** SHORT EXERCISE **
Retype the records below exactly as they appear, but leave out any pictures.

── SOURCE MATERIAL ──

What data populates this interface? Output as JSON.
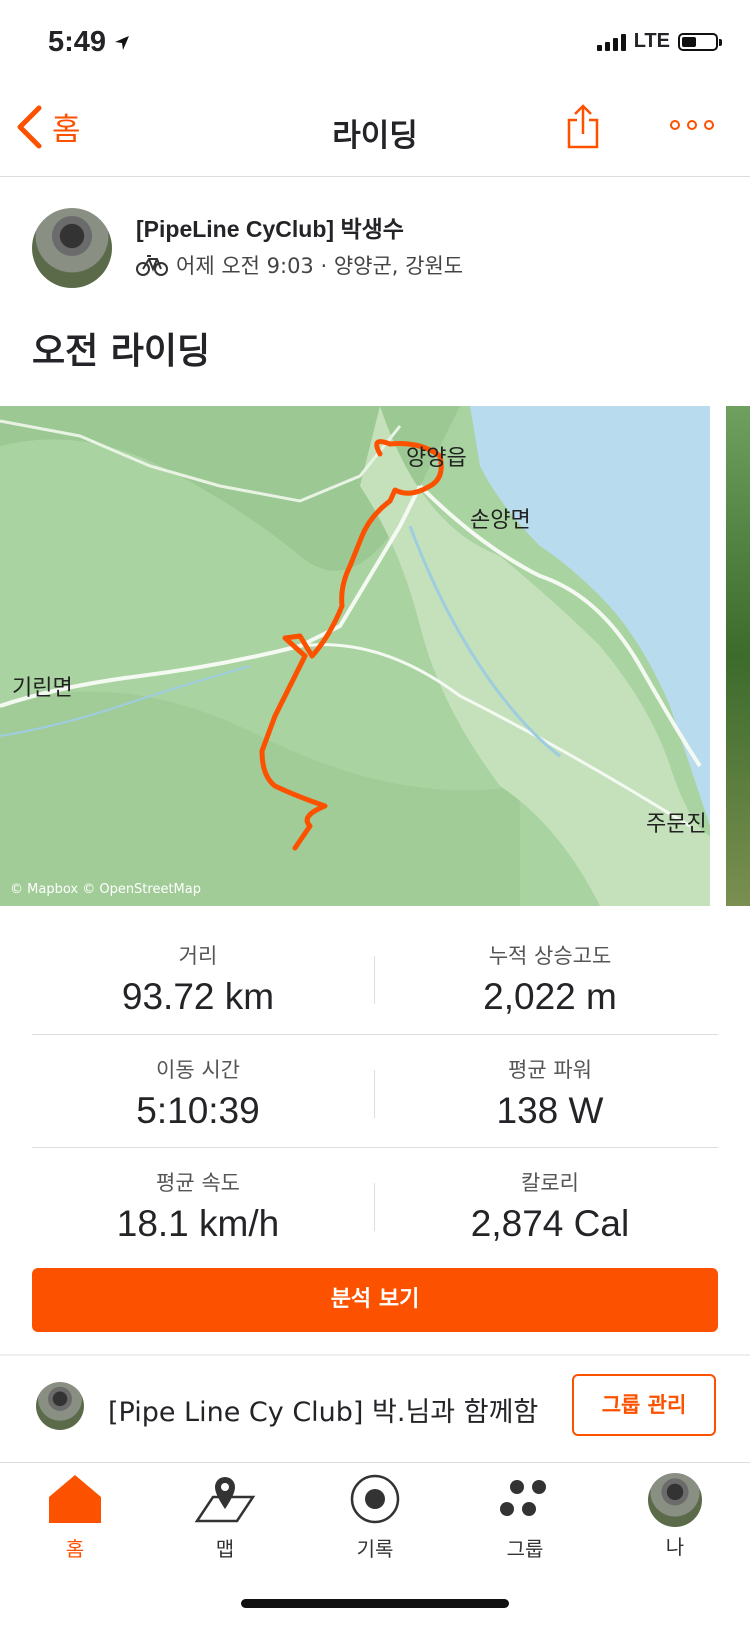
{
  "status_bar": {
    "time": "5:49",
    "network": "LTE"
  },
  "nav": {
    "back_label": "홈",
    "title": "라이딩"
  },
  "activity": {
    "athlete": "[PipeLine CyClub] 박생수",
    "meta": "어제 오전 9:03 · 양양군, 강원도",
    "title": "오전 라이딩"
  },
  "map": {
    "labels": {
      "town1": "양양읍",
      "town2": "손양면",
      "town3": "기린면",
      "town4": "주문진"
    },
    "attribution": "© Mapbox © OpenStreetMap"
  },
  "stats": [
    {
      "label": "거리",
      "value": "93.72 km"
    },
    {
      "label": "누적 상승고도",
      "value": "2,022 m"
    },
    {
      "label": "이동 시간",
      "value": "5:10:39"
    },
    {
      "label": "평균 파워",
      "value": "138 W"
    },
    {
      "label": "평균 속도",
      "value": "18.1 km/h"
    },
    {
      "label": "칼로리",
      "value": "2,874 Cal"
    }
  ],
  "analysis_button": "분석 보기",
  "group": {
    "text": "[Pipe Line Cy Club] 박.님과 함께함",
    "button": "그룹 관리"
  },
  "tabs": [
    {
      "label": "홈",
      "icon": "home-icon",
      "active": true
    },
    {
      "label": "맵",
      "icon": "map-icon",
      "active": false
    },
    {
      "label": "기록",
      "icon": "record-icon",
      "active": false
    },
    {
      "label": "그룹",
      "icon": "groups-icon",
      "active": false
    },
    {
      "label": "나",
      "icon": "profile-avatar",
      "active": false
    }
  ],
  "colors": {
    "accent": "#fc5200",
    "water": "#b9dbee",
    "land": "#a9d3a0"
  }
}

───

** TASK RESULT **
What data populates this interface? Output as JSON.
{
  "status_bar": {
    "time": "5:49",
    "network": "LTE"
  },
  "nav": {
    "back_label": "홈",
    "title": "라이딩"
  },
  "activity": {
    "athlete": "[PipeLine CyClub] 박생수",
    "meta": "어제 오전 9:03 · 양양군, 강원도",
    "title": "오전 라이딩"
  },
  "map": {
    "labels": {
      "town1": "양양읍",
      "town2": "손양면",
      "town3": "기린면",
      "town4": "주문진"
    },
    "attribution": "© Mapbox © OpenStreetMap"
  },
  "stats": [
    {
      "label": "거리",
      "value": "93.72 km"
    },
    {
      "label": "누적 상승고도",
      "value": "2,022 m"
    },
    {
      "label": "이동 시간",
      "value": "5:10:39"
    },
    {
      "label": "평균 파워",
      "value": "138 W"
    },
    {
      "label": "평균 속도",
      "value": "18.1 km/h"
    },
    {
      "label": "칼로리",
      "value": "2,874 Cal"
    }
  ],
  "analysis_button": "분석 보기",
  "group": {
    "text": "[Pipe Line Cy Club] 박.님과 함께함",
    "button": "그룹 관리"
  },
  "tabs": [
    {
      "label": "홈",
      "icon": "home-icon",
      "active": true
    },
    {
      "label": "맵",
      "icon": "map-icon",
      "active": false
    },
    {
      "label": "기록",
      "icon": "record-icon",
      "active": false
    },
    {
      "label": "그룹",
      "icon": "groups-icon",
      "active": false
    },
    {
      "label": "나",
      "icon": "profile-avatar",
      "active": false
    }
  ],
  "colors": {
    "accent": "#fc5200",
    "water": "#b9dbee",
    "land": "#a9d3a0"
  }
}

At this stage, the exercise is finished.